## [Aim of the exercise]
Pictures do not belong in the copy. Return all of the entries exactly.

## [Provided material]
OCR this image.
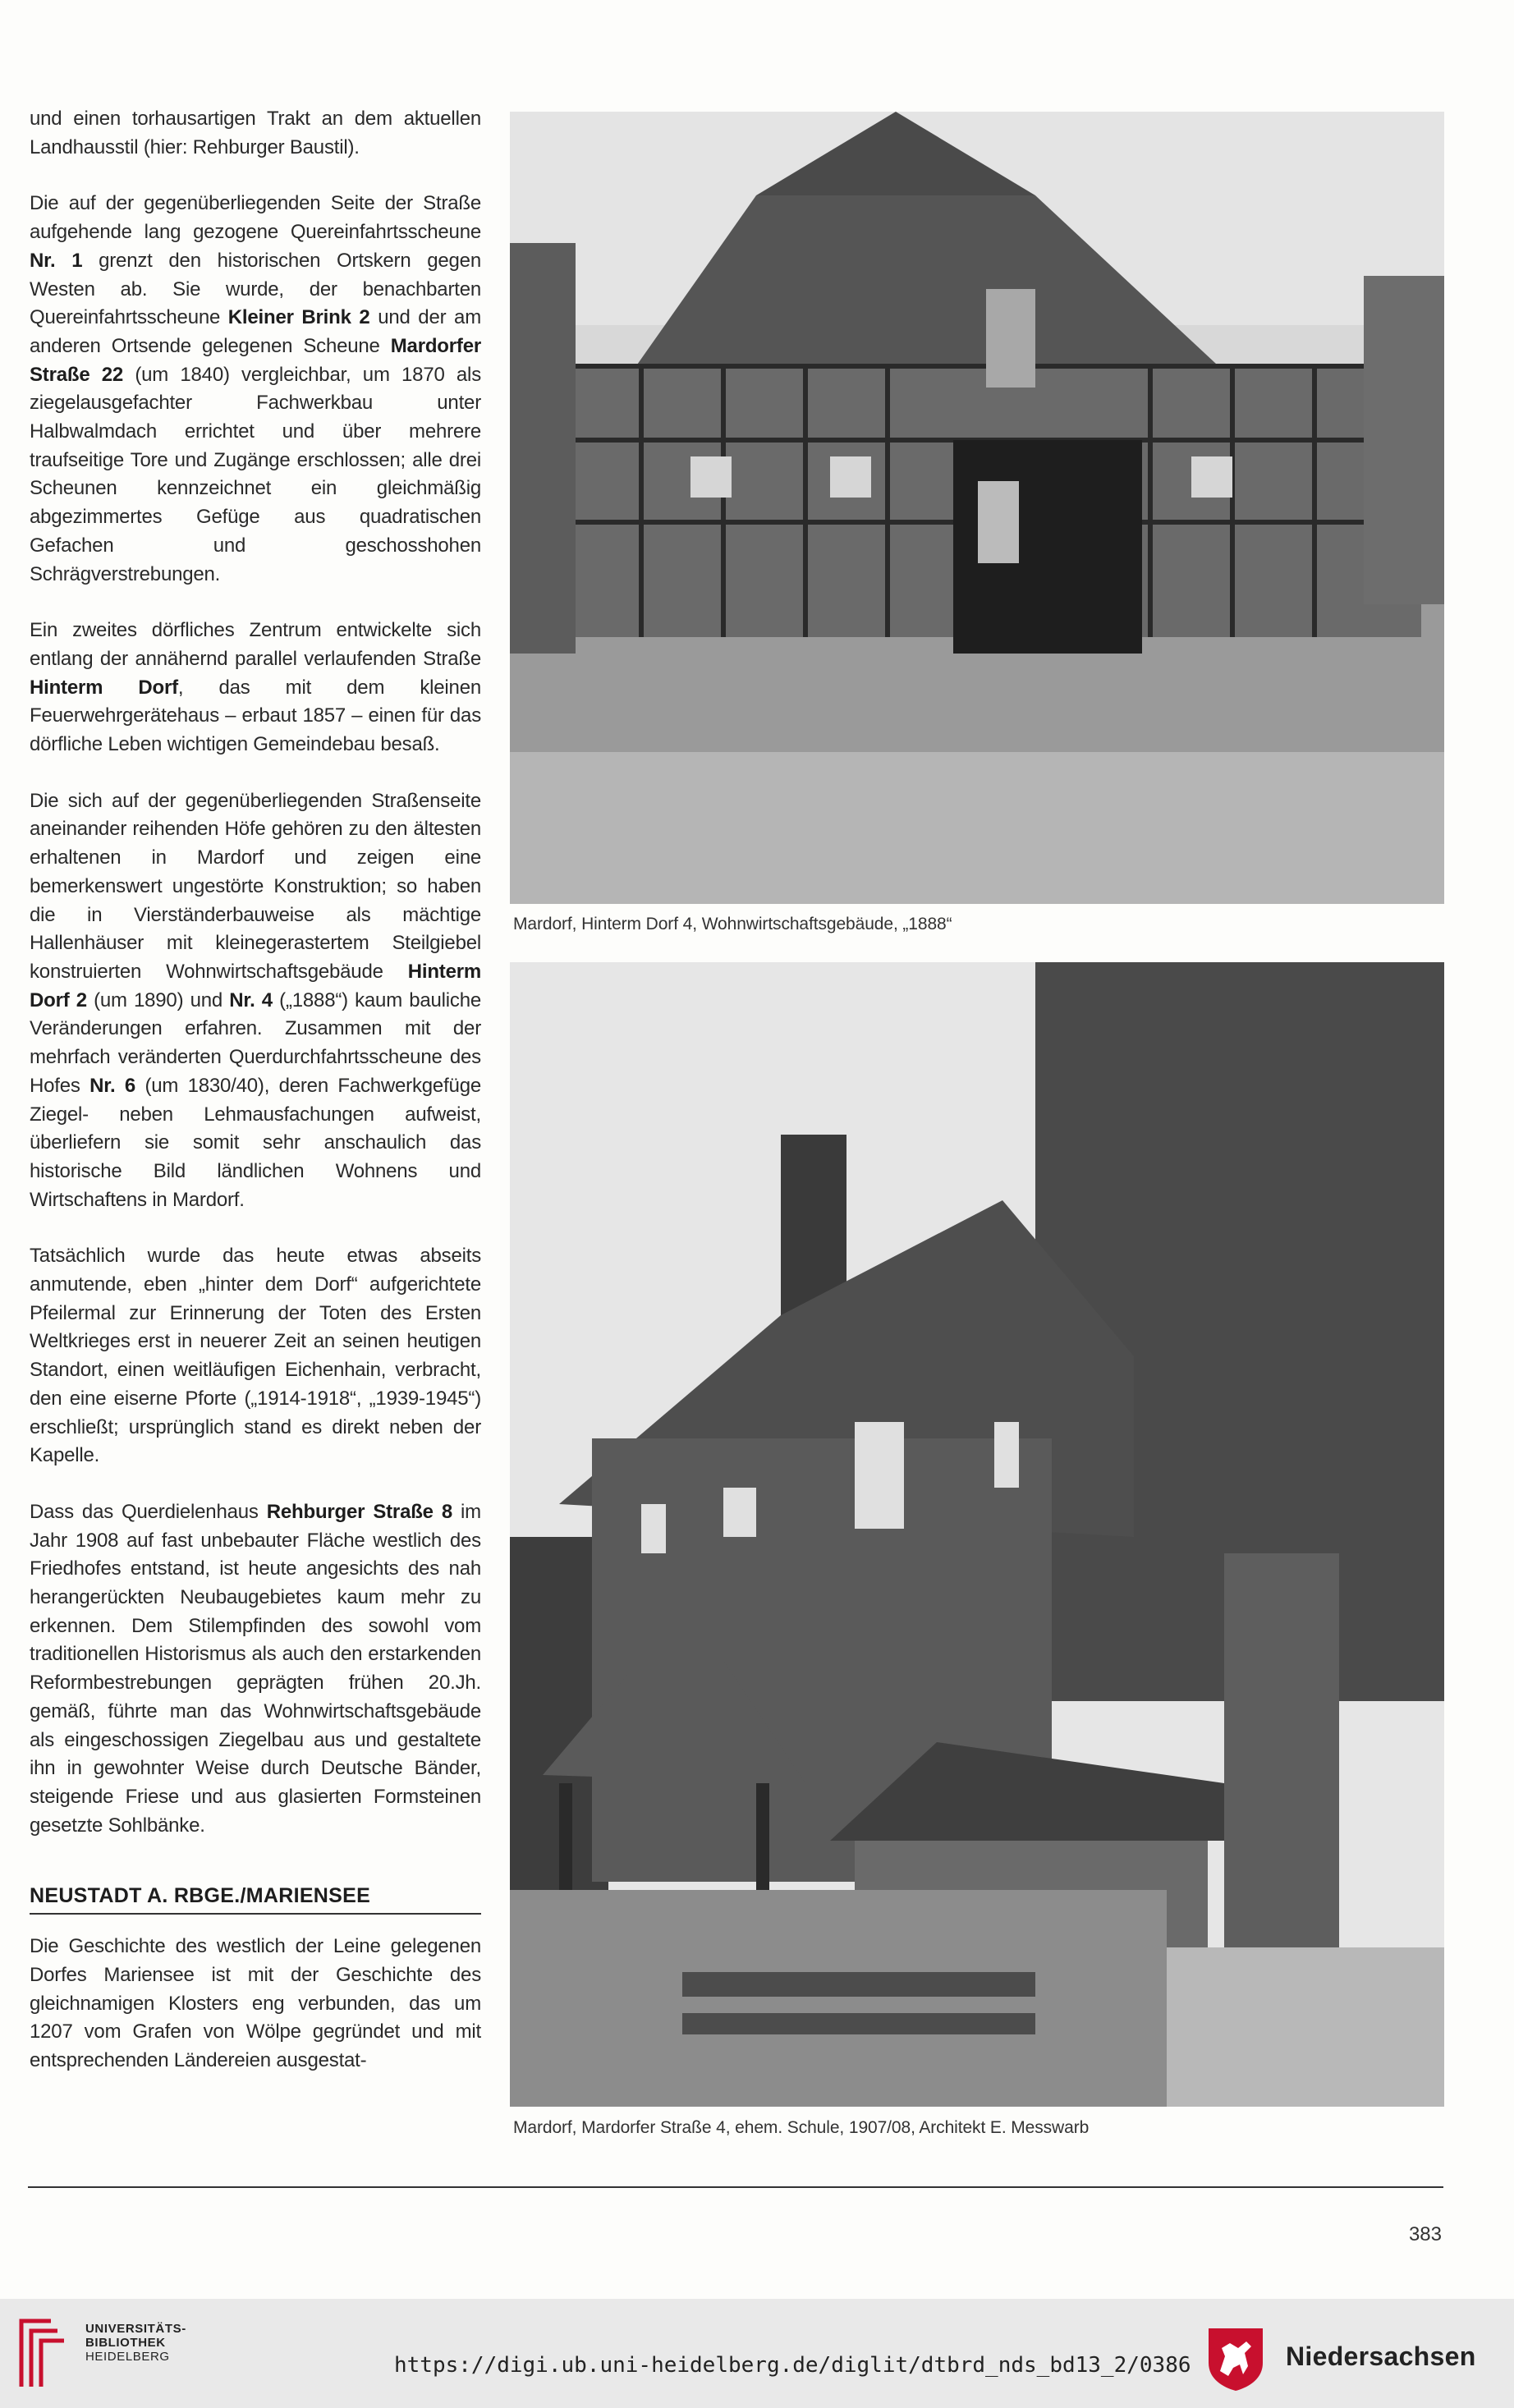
und einen torhausartigen Trakt an dem aktuellen Landhausstil (hier: Rehburger Baustil).

Die auf der gegenüberliegenden Seite der Straße aufgehende lang gezogene Quereinfahrtsscheune Nr. 1 grenzt den historischen Ortskern gegen Westen ab. Sie wurde, der benachbarten Quereinfahrtsscheune Kleiner Brink 2 und der am anderen Ortsende gelegenen Scheune Mardorfer Straße 22 (um 1840) vergleichbar, um 1870 als ziegelausgefachter Fachwerkbau unter Halbwalmdach errichtet und über mehrere traufseitige Tore und Zugänge erschlossen; alle drei Scheunen kennzeichnet ein gleichmäßig abgezimmertes Gefüge aus quadratischen Gefachen und geschosshohen Schrägverstrebungen.

Ein zweites dörfliches Zentrum entwickelte sich entlang der annähernd parallel verlaufenden Straße Hinterm Dorf, das mit dem kleinen Feuerwehrgerätehaus – erbaut 1857 – einen für das dörfliche Leben wichtigen Gemeindebau besaß.

Die sich auf der gegenüberliegenden Straßenseite aneinander reihenden Höfe gehören zu den ältesten erhaltenen in Mardorf und zeigen eine bemerkenswert ungestörte Konstruktion; so haben die in Vierständerbauweise als mächtige Hallenhäuser mit kleinegerastertem Steilgiebel konstruierten Wohnwirtschaftsgebäude Hinterm Dorf 2 (um 1890) und Nr. 4 („1888“) kaum bauliche Veränderungen erfahren. Zusammen mit der mehrfach veränderten Querdurchfahrtsscheune des Hofes Nr. 6 (um 1830/40), deren Fachwerkgefüge Ziegel- neben Lehmausfachungen aufweist, überliefern sie somit sehr anschaulich das historische Bild ländlichen Wohnens und Wirtschaftens in Mardorf.

Tatsächlich wurde das heute etwas abseits anmutende, eben „hinter dem Dorf“ aufgerichtete Pfeilermal zur Erinnerung der Toten des Ersten Weltkrieges erst in neuerer Zeit an seinen heutigen Standort, einen weitläufigen Eichenhain, verbracht, den eine eiserne Pforte („1914-1918“, „1939-1945“) erschließt; ursprünglich stand es direkt neben der Kapelle.

Dass das Querdielenhaus Rehburger Straße 8 im Jahr 1908 auf fast unbebauter Fläche westlich des Friedhofes entstand, ist heute angesichts des nah herangerückten Neubaugebietes kaum mehr zu erkennen. Dem Stilempfinden des sowohl vom traditionellen Historismus als auch den erstarkenden Reformbestrebungen geprägten frühen 20.Jh. gemäß, führte man das Wohnwirtschaftsgebäude als eingeschossigen Ziegelbau aus und gestaltete ihn in gewohnter Weise durch Deutsche Bänder, steigende Friese und aus glasierten Formsteinen gesetzte Sohlbänke.

NEUSTADT A. RBGE./MARIENSEE

Die Geschichte des westlich der Leine gelegenen Dorfes Mariensee ist mit der Geschichte des gleichnamigen Klosters eng verbunden, das um 1207 vom Grafen von Wölpe gegründet und mit entsprechenden Ländereien ausgestat-

Mardorf, Hinterm Dorf 4, Wohnwirtschaftsgebäude, „1888“
Mardorf, Mardorfer Straße 4, ehem. Schule, 1907/08, Architekt E. Messwarb
383
UNIVERSITÄTS-
BIBLIOTHEK
HEIDELBERG	https://digi.ub.uni-heidelberg.de/diglit/dtbrd_nds_bd13_2/0386	Niedersachsen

## [Finished answer]
OCR this image.
und einen torhausartigen Trakt an dem aktuellen Landhausstil (hier: Rehburger Baustil).

Die auf der gegenüberliegenden Seite der Straße aufgehende lang gezogene Quereinfahrtsscheune Nr. 1 grenzt den historischen Ortskern gegen Westen ab. Sie wurde, der benachbarten Quereinfahrtsscheune Kleiner Brink 2 und der am anderen Ortsende gelegenen Scheune Mardorfer Straße 22 (um 1840) vergleichbar, um 1870 als ziegelausgefachter Fachwerkbau unter Halbwalmdach errichtet und über mehrere traufseitige Tore und Zugänge erschlossen; alle drei Scheunen kennzeichnet ein gleichmäßig abgezimmertes Gefüge aus quadratischen Gefachen und geschosshohen Schrägverstrebungen.

Ein zweites dörfliches Zentrum entwickelte sich entlang der annähernd parallel verlaufenden Straße Hinterm Dorf, das mit dem kleinen Feuerwehrgerätehaus – erbaut 1857 – einen für das dörfliche Leben wichtigen Gemeindebau besaß.

Die sich auf der gegenüberliegenden Straßenseite aneinander reihenden Höfe gehören zu den ältesten erhaltenen in Mardorf und zeigen eine bemerkenswert ungestörte Konstruktion; so haben die in Vierständerbauweise als mächtige Hallenhäuser mit kleinegerastertem Steilgiebel konstruierten Wohnwirtschaftsgebäude Hinterm Dorf 2 (um 1890) und Nr. 4 („1888“) kaum bauliche Veränderungen erfahren. Zusammen mit der mehrfach veränderten Querdurchfahrtsscheune des Hofes Nr. 6 (um 1830/40), deren Fachwerkgefüge Ziegel- neben Lehmausfachungen aufweist, überliefern sie somit sehr anschaulich das historische Bild ländlichen Wohnens und Wirtschaftens in Mardorf.

Tatsächlich wurde das heute etwas abseits anmutende, eben „hinter dem Dorf“ aufgerichtete Pfeilermal zur Erinnerung der Toten des Ersten Weltkrieges erst in neuerer Zeit an seinen heutigen Standort, einen weitläufigen Eichenhain, verbracht, den eine eiserne Pforte („1914-1918“, „1939-1945“) erschließt; ursprünglich stand es direkt neben der Kapelle.

Dass das Querdielenhaus Rehburger Straße 8 im Jahr 1908 auf fast unbebauter Fläche westlich des Friedhofes entstand, ist heute angesichts des nah herangerückten Neubaugebietes kaum mehr zu erkennen. Dem Stilempfinden des sowohl vom traditionellen Historismus als auch den erstarkenden Reformbestrebungen geprägten frühen 20.Jh. gemäß, führte man das Wohnwirtschaftsgebäude als eingeschossigen Ziegelbau aus und gestaltete ihn in gewohnter Weise durch Deutsche Bänder, steigende Friese und aus glasierten Formsteinen gesetzte Sohlbänke.

NEUSTADT A. RBGE./MARIENSEE

Die Geschichte des westlich der Leine gelegenen Dorfes Mariensee ist mit der Geschichte des gleichnamigen Klosters eng verbunden, das um 1207 vom Grafen von Wölpe gegründet und mit entsprechenden Ländereien ausgestat-

Mardorf, Hinterm Dorf 4, Wohnwirtschaftsgebäude, „1888“
Mardorf, Mardorfer Straße 4, ehem. Schule, 1907/08, Architekt E. Messwarb
383
UNIVERSITÄTS-
BIBLIOTHEK
HEIDELBERG	https://digi.ub.uni-heidelberg.de/diglit/dtbrd_nds_bd13_2/0386	Niedersachsen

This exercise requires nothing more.